-- start --

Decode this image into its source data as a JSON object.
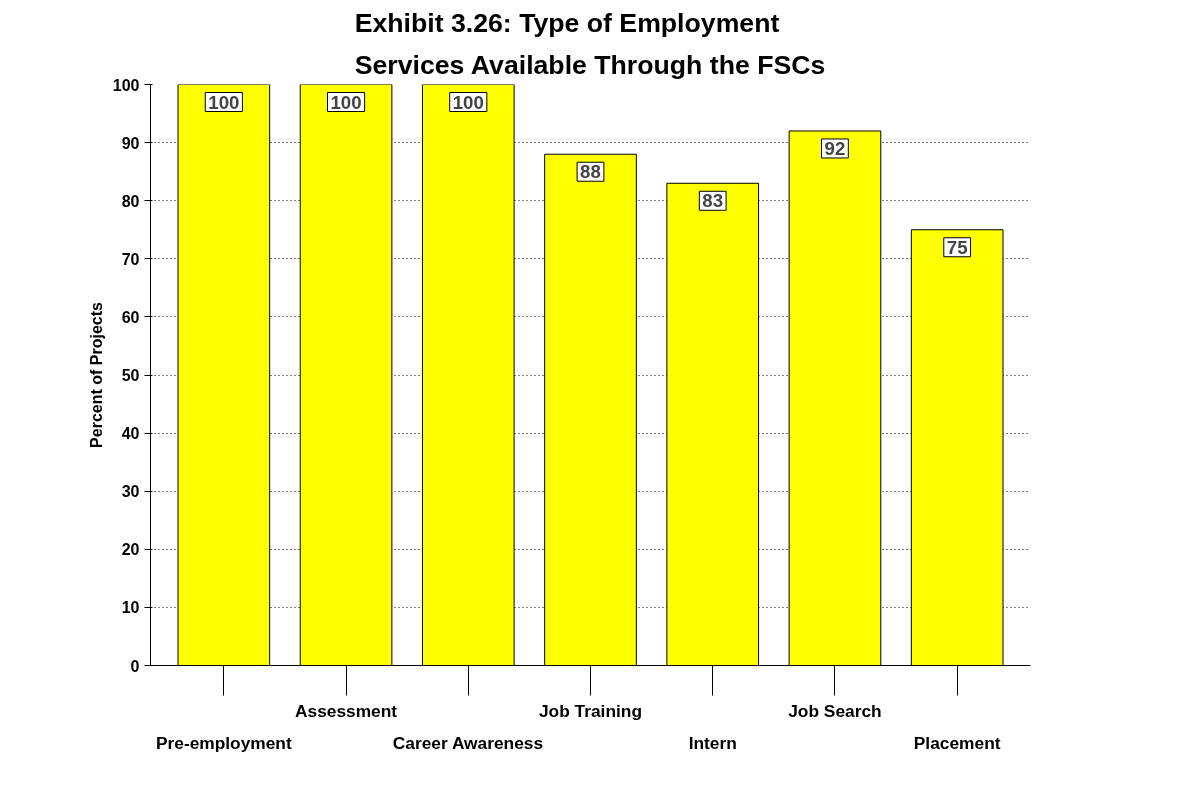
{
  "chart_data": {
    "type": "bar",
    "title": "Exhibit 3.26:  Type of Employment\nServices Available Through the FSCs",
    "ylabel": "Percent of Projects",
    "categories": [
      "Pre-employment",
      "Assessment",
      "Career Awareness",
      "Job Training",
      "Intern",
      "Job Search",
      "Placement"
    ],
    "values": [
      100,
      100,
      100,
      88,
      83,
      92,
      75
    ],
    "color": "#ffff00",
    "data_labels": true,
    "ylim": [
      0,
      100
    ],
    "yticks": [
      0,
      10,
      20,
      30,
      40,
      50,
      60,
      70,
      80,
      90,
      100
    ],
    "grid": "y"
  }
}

-- end --

- _Task instructions_: Keep the pictures out of your copy, and repeat every entry above exactly.

- _Response for this exercise_:
Decode this image into its source data as a JSON object.
{
  "chart_data": {
    "type": "bar",
    "title": "Exhibit 3.26:  Type of Employment\nServices Available Through the FSCs",
    "ylabel": "Percent of Projects",
    "categories": [
      "Pre-employment",
      "Assessment",
      "Career Awareness",
      "Job Training",
      "Intern",
      "Job Search",
      "Placement"
    ],
    "values": [
      100,
      100,
      100,
      88,
      83,
      92,
      75
    ],
    "color": "#ffff00",
    "data_labels": true,
    "ylim": [
      0,
      100
    ],
    "yticks": [
      0,
      10,
      20,
      30,
      40,
      50,
      60,
      70,
      80,
      90,
      100
    ],
    "grid": "y"
  }
}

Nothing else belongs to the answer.